§ What to produce: Identify the lines holding "sont" and copy them.

§ Data for processing:

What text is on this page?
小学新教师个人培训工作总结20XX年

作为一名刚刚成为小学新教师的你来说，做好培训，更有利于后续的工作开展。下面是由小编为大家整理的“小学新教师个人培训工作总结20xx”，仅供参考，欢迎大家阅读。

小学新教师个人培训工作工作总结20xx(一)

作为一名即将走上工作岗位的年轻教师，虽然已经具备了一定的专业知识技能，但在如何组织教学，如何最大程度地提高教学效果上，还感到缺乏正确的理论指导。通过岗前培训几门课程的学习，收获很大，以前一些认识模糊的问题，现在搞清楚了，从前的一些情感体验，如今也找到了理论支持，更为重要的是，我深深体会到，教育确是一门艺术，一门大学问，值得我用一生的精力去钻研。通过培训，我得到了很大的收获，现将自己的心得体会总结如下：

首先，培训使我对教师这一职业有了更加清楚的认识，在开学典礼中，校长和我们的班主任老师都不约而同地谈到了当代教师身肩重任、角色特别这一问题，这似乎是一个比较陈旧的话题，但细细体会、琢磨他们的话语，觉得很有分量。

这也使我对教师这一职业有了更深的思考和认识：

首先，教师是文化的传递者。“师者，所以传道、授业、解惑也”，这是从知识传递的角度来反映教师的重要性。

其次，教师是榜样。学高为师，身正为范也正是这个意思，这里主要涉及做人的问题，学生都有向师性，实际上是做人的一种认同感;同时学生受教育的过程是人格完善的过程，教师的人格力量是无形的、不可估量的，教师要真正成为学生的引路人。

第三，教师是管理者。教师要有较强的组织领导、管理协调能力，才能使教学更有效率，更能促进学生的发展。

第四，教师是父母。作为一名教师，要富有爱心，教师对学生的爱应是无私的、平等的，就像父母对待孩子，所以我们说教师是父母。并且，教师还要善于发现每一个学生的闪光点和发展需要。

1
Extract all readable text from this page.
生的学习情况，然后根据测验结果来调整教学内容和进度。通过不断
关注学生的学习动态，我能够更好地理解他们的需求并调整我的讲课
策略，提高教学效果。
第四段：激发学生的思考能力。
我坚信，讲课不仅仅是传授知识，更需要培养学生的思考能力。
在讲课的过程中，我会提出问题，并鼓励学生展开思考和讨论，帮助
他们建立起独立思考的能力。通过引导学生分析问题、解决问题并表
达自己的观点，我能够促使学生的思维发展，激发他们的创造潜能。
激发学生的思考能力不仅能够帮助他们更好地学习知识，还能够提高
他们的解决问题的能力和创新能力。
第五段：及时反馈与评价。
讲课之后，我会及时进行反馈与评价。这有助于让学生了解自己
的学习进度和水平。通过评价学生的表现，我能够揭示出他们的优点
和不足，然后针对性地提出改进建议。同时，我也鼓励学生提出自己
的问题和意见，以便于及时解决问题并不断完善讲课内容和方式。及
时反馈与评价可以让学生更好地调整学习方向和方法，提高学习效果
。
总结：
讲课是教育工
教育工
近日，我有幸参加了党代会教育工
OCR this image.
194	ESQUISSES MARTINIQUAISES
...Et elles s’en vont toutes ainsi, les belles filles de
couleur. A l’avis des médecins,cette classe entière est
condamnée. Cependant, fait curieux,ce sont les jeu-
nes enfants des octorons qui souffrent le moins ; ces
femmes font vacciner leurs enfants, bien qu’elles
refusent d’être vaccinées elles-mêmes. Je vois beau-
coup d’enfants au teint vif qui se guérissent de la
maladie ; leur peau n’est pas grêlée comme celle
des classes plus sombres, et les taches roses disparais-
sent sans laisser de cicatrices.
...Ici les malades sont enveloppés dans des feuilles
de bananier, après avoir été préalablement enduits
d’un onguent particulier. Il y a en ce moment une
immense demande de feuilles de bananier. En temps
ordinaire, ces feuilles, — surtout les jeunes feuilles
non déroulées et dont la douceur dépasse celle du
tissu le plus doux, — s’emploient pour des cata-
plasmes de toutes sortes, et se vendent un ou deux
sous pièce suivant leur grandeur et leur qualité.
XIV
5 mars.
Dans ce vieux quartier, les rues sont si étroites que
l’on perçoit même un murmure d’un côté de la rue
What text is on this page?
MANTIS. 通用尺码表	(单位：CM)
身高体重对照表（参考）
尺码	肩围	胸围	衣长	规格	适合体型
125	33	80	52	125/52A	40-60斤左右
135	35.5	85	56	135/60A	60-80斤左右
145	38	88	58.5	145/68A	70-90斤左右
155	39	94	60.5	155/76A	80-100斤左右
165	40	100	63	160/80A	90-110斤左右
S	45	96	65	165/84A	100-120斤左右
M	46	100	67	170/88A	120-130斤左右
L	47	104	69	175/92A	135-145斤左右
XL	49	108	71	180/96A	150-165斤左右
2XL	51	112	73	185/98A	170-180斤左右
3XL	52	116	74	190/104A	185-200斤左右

§ Response:
condamnée. Cependant, fait curieux,ce sont les jeu-
...Ici les malades sont enveloppés dans des feuilles
Dans ce vieux quartier, les rues sont si étroites que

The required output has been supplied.